DATASET EXCERPTS |
== == ==

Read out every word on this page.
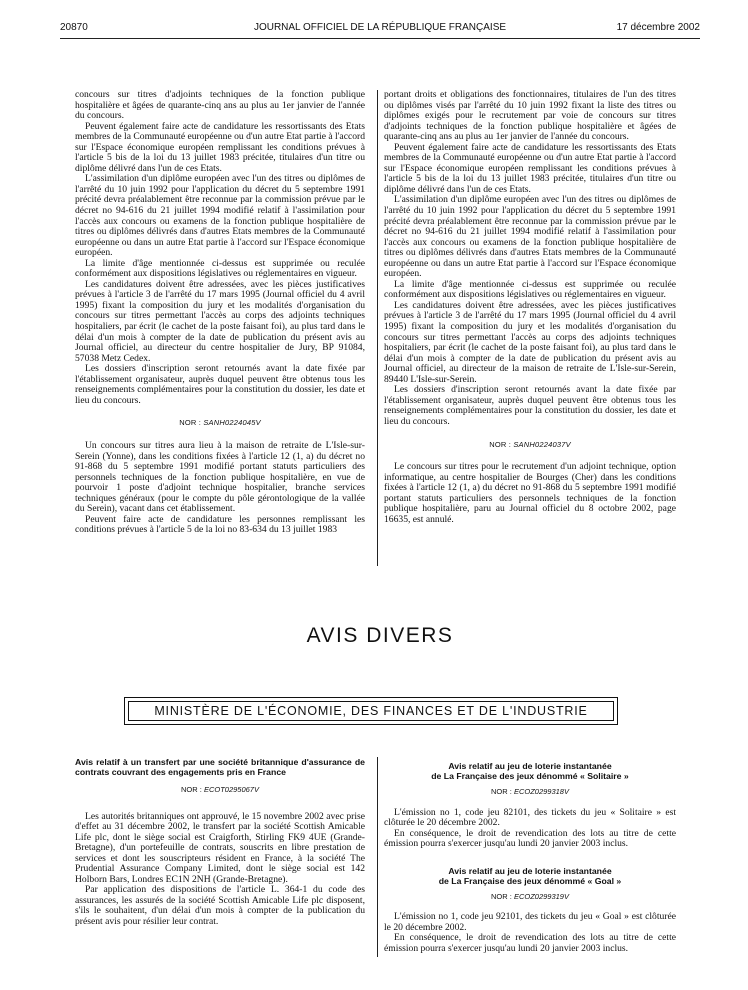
20870	JOURNAL OFFICIEL DE LA RÉPUBLIQUE FRANÇAISE	17 décembre 2002

concours sur titres d'adjoints techniques de la fonction publique hospitalière et âgées de quarante-cinq ans au plus au 1er janvier de l'année du concours.

Peuvent également faire acte de candidature les ressortissants des Etats membres de la Communauté européenne ou d'un autre Etat partie à l'accord sur l'Espace économique européen remplissant les conditions prévues à l'article 5 bis de la loi du 13 juillet 1983 précitée, titulaires d'un titre ou diplôme délivré dans l'un de ces Etats.

L'assimilation d'un diplôme européen avec l'un des titres ou diplômes de l'arrêté du 10 juin 1992 pour l'application du décret du 5 septembre 1991 précité devra préalablement être reconnue par la commission prévue par le décret no 94-616 du 21 juillet 1994 modifié relatif à l'assimilation pour l'accès aux concours ou examens de la fonction publique hospitalière de titres ou diplômes délivrés dans d'autres Etats membres de la Communauté européenne ou dans un autre Etat partie à l'accord sur l'Espace économique européen.

La limite d'âge mentionnée ci-dessus est supprimée ou reculée conformément aux dispositions législatives ou réglementaires en vigueur.

Les candidatures doivent être adressées, avec les pièces justificatives prévues à l'article 3 de l'arrêté du 17 mars 1995 (Journal officiel du 4 avril 1995) fixant la composition du jury et les modalités d'organisation du concours sur titres permettant l'accès au corps des adjoints techniques hospitaliers, par écrit (le cachet de la poste faisant foi), au plus tard dans le délai d'un mois à compter de la date de publication du présent avis au Journal officiel, au directeur du centre hospitalier de Jury, BP 91084, 57038 Metz Cedex.

Les dossiers d'inscription seront retournés avant la date fixée par l'établissement organisateur, auprès duquel peuvent être obtenus tous les renseignements complémentaires pour la constitution du dossier, les date et lieu du concours.

NOR : SANH0224045V

Un concours sur titres aura lieu à la maison de retraite de L'Isle-sur-Serein (Yonne), dans les conditions fixées à l'article 12 (1, a) du décret no 91-868 du 5 septembre 1991 modifié portant statuts particuliers des personnels techniques de la fonction publique hospitalière, en vue de pourvoir 1 poste d'adjoint technique hospitalier, branche services techniques généraux (pour le compte du pôle gérontologique de la vallée du Serein), vacant dans cet établissement.

Peuvent faire acte de candidature les personnes remplissant les conditions prévues à l'article 5 de la loi no 83-634 du 13 juillet 1983

portant droits et obligations des fonctionnaires, titulaires de l'un des titres ou diplômes visés par l'arrêté du 10 juin 1992 fixant la liste des titres ou diplômes exigés pour le recrutement par voie de concours sur titres d'adjoints techniques de la fonction publique hospitalière et âgées de quarante-cinq ans au plus au 1er janvier de l'année du concours.

Peuvent également faire acte de candidature les ressortissants des Etats membres de la Communauté européenne ou d'un autre Etat partie à l'accord sur l'Espace économique européen remplissant les conditions prévues à l'article 5 bis de la loi du 13 juillet 1983 précitée, titulaires d'un titre ou diplôme délivré dans l'un de ces Etats.

L'assimilation d'un diplôme européen avec l'un des titres ou diplômes de l'arrêté du 10 juin 1992 pour l'application du décret du 5 septembre 1991 précité devra préalablement être reconnue par la commission prévue par le décret no 94-616 du 21 juillet 1994 modifié relatif à l'assimilation pour l'accès aux concours ou examens de la fonction publique hospitalière de titres ou diplômes délivrés dans d'autres Etats membres de la Communauté européenne ou dans un autre Etat partie à l'accord sur l'Espace économique européen.

La limite d'âge mentionnée ci-dessus est supprimée ou reculée conformément aux dispositions législatives ou réglementaires en vigueur.

Les candidatures doivent être adressées, avec les pièces justificatives prévues à l'article 3 de l'arrêté du 17 mars 1995 (Journal officiel du 4 avril 1995) fixant la composition du jury et les modalités d'organisation du concours sur titres permettant l'accès au corps des adjoints techniques hospitaliers, par écrit (le cachet de la poste faisant foi), au plus tard dans le délai d'un mois à compter de la date de publication du présent avis au Journal officiel, au directeur de la maison de retraite de L'Isle-sur-Serein, 89440 L'Isle-sur-Serein.

Les dossiers d'inscription seront retournés avant la date fixée par l'établissement organisateur, auprès duquel peuvent être obtenus tous les renseignements complémentaires pour la constitution du dossier, les date et lieu du concours.

NOR : SANH0224037V

Le concours sur titres pour le recrutement d'un adjoint technique, option informatique, au centre hospitalier de Bourges (Cher) dans les conditions fixées à l'article 12 (1, a) du décret no 91-868 du 5 septembre 1991 modifié portant statuts particuliers des personnels techniques de la fonction publique hospitalière, paru au Journal officiel du 8 octobre 2002, page 16635, est annulé.

AVIS DIVERS
MINISTÈRE DE L'ÉCONOMIE, DES FINANCES ET DE L'INDUSTRIE
Avis relatif à un transfert par une société britannique d'assurance de contrats couvrant des engagements pris en France
NOR : ECOT0295067V

Les autorités britanniques ont approuvé, le 15 novembre 2002 avec prise d'effet au 31 décembre 2002, le transfert par la société Scottish Amicable Life plc, dont le siège social est Craigforth, Stirling FK9 4UE (Grande-Bretagne), d'un portefeuille de contrats, souscrits en libre prestation de services et dont les souscripteurs résident en France, à la société The Prudential Assurance Company Limited, dont le siège social est 142 Holborn Bars, Londres EC1N 2NH (Grande-Bretagne).

Par application des dispositions de l'article L. 364-1 du code des assurances, les assurés de la société Scottish Amicable Life plc disposent, s'ils le souhaitent, d'un délai d'un mois à compter de la publication du présent avis pour résilier leur contrat.

Avis relatif au jeu de loterie instantanée
de La Française des jeux dénommé « Solitaire »
NOR : ECOZ0299318V

L'émission no 1, code jeu 82101, des tickets du jeu « Solitaire » est clôturée le 20 décembre 2002.

En conséquence, le droit de revendication des lots au titre de cette émission pourra s'exercer jusqu'au lundi 20 janvier 2003 inclus.

Avis relatif au jeu de loterie instantanée
de La Française des jeux dénommé « Goal »
NOR : ECOZ0299319V

L'émission no 1, code jeu 92101, des tickets du jeu « Goal » est clôturée le 20 décembre 2002.

En conséquence, le droit de revendication des lots au titre de cette émission pourra s'exercer jusqu'au lundi 20 janvier 2003 inclus.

== == ==

REQUIREMENT | Set each line of the records down exactly, leaving every picture out.

WRITTEN RESPONSE |
Read out every word on this page.
20870	JOURNAL OFFICIEL DE LA RÉPUBLIQUE FRANÇAISE	17 décembre 2002

concours sur titres d'adjoints techniques de la fonction publique hospitalière et âgées de quarante-cinq ans au plus au 1er janvier de l'année du concours.

Peuvent également faire acte de candidature les ressortissants des Etats membres de la Communauté européenne ou d'un autre Etat partie à l'accord sur l'Espace économique européen remplissant les conditions prévues à l'article 5 bis de la loi du 13 juillet 1983 précitée, titulaires d'un titre ou diplôme délivré dans l'un de ces Etats.

L'assimilation d'un diplôme européen avec l'un des titres ou diplômes de l'arrêté du 10 juin 1992 pour l'application du décret du 5 septembre 1991 précité devra préalablement être reconnue par la commission prévue par le décret no 94-616 du 21 juillet 1994 modifié relatif à l'assimilation pour l'accès aux concours ou examens de la fonction publique hospitalière de titres ou diplômes délivrés dans d'autres Etats membres de la Communauté européenne ou dans un autre Etat partie à l'accord sur l'Espace économique européen.

La limite d'âge mentionnée ci-dessus est supprimée ou reculée conformément aux dispositions législatives ou réglementaires en vigueur.

Les candidatures doivent être adressées, avec les pièces justificatives prévues à l'article 3 de l'arrêté du 17 mars 1995 (Journal officiel du 4 avril 1995) fixant la composition du jury et les modalités d'organisation du concours sur titres permettant l'accès au corps des adjoints techniques hospitaliers, par écrit (le cachet de la poste faisant foi), au plus tard dans le délai d'un mois à compter de la date de publication du présent avis au Journal officiel, au directeur du centre hospitalier de Jury, BP 91084, 57038 Metz Cedex.

Les dossiers d'inscription seront retournés avant la date fixée par l'établissement organisateur, auprès duquel peuvent être obtenus tous les renseignements complémentaires pour la constitution du dossier, les date et lieu du concours.

NOR : SANH0224045V

Un concours sur titres aura lieu à la maison de retraite de L'Isle-sur-Serein (Yonne), dans les conditions fixées à l'article 12 (1, a) du décret no 91-868 du 5 septembre 1991 modifié portant statuts particuliers des personnels techniques de la fonction publique hospitalière, en vue de pourvoir 1 poste d'adjoint technique hospitalier, branche services techniques généraux (pour le compte du pôle gérontologique de la vallée du Serein), vacant dans cet établissement.

Peuvent faire acte de candidature les personnes remplissant les conditions prévues à l'article 5 de la loi no 83-634 du 13 juillet 1983

portant droits et obligations des fonctionnaires, titulaires de l'un des titres ou diplômes visés par l'arrêté du 10 juin 1992 fixant la liste des titres ou diplômes exigés pour le recrutement par voie de concours sur titres d'adjoints techniques de la fonction publique hospitalière et âgées de quarante-cinq ans au plus au 1er janvier de l'année du concours.

Peuvent également faire acte de candidature les ressortissants des Etats membres de la Communauté européenne ou d'un autre Etat partie à l'accord sur l'Espace économique européen remplissant les conditions prévues à l'article 5 bis de la loi du 13 juillet 1983 précitée, titulaires d'un titre ou diplôme délivré dans l'un de ces Etats.

L'assimilation d'un diplôme européen avec l'un des titres ou diplômes de l'arrêté du 10 juin 1992 pour l'application du décret du 5 septembre 1991 précité devra préalablement être reconnue par la commission prévue par le décret no 94-616 du 21 juillet 1994 modifié relatif à l'assimilation pour l'accès aux concours ou examens de la fonction publique hospitalière de titres ou diplômes délivrés dans d'autres Etats membres de la Communauté européenne ou dans un autre Etat partie à l'accord sur l'Espace économique européen.

La limite d'âge mentionnée ci-dessus est supprimée ou reculée conformément aux dispositions législatives ou réglementaires en vigueur.

Les candidatures doivent être adressées, avec les pièces justificatives prévues à l'article 3 de l'arrêté du 17 mars 1995 (Journal officiel du 4 avril 1995) fixant la composition du jury et les modalités d'organisation du concours sur titres permettant l'accès au corps des adjoints techniques hospitaliers, par écrit (le cachet de la poste faisant foi), au plus tard dans le délai d'un mois à compter de la date de publication du présent avis au Journal officiel, au directeur de la maison de retraite de L'Isle-sur-Serein, 89440 L'Isle-sur-Serein.

Les dossiers d'inscription seront retournés avant la date fixée par l'établissement organisateur, auprès duquel peuvent être obtenus tous les renseignements complémentaires pour la constitution du dossier, les date et lieu du concours.

NOR : SANH0224037V

Le concours sur titres pour le recrutement d'un adjoint technique, option informatique, au centre hospitalier de Bourges (Cher) dans les conditions fixées à l'article 12 (1, a) du décret no 91-868 du 5 septembre 1991 modifié portant statuts particuliers des personnels techniques de la fonction publique hospitalière, paru au Journal officiel du 8 octobre 2002, page 16635, est annulé.

AVIS DIVERS
MINISTÈRE DE L'ÉCONOMIE, DES FINANCES ET DE L'INDUSTRIE
Avis relatif à un transfert par une société britannique d'assurance de contrats couvrant des engagements pris en France
NOR : ECOT0295067V

Les autorités britanniques ont approuvé, le 15 novembre 2002 avec prise d'effet au 31 décembre 2002, le transfert par la société Scottish Amicable Life plc, dont le siège social est Craigforth, Stirling FK9 4UE (Grande-Bretagne), d'un portefeuille de contrats, souscrits en libre prestation de services et dont les souscripteurs résident en France, à la société The Prudential Assurance Company Limited, dont le siège social est 142 Holborn Bars, Londres EC1N 2NH (Grande-Bretagne).

Par application des dispositions de l'article L. 364-1 du code des assurances, les assurés de la société Scottish Amicable Life plc disposent, s'ils le souhaitent, d'un délai d'un mois à compter de la publication du présent avis pour résilier leur contrat.

Avis relatif au jeu de loterie instantanée
de La Française des jeux dénommé « Solitaire »
NOR : ECOZ0299318V

L'émission no 1, code jeu 82101, des tickets du jeu « Solitaire » est clôturée le 20 décembre 2002.

En conséquence, le droit de revendication des lots au titre de cette émission pourra s'exercer jusqu'au lundi 20 janvier 2003 inclus.

Avis relatif au jeu de loterie instantanée
de La Française des jeux dénommé « Goal »
NOR : ECOZ0299319V

L'émission no 1, code jeu 92101, des tickets du jeu « Goal » est clôturée le 20 décembre 2002.

En conséquence, le droit de revendication des lots au titre de cette émission pourra s'exercer jusqu'au lundi 20 janvier 2003 inclus.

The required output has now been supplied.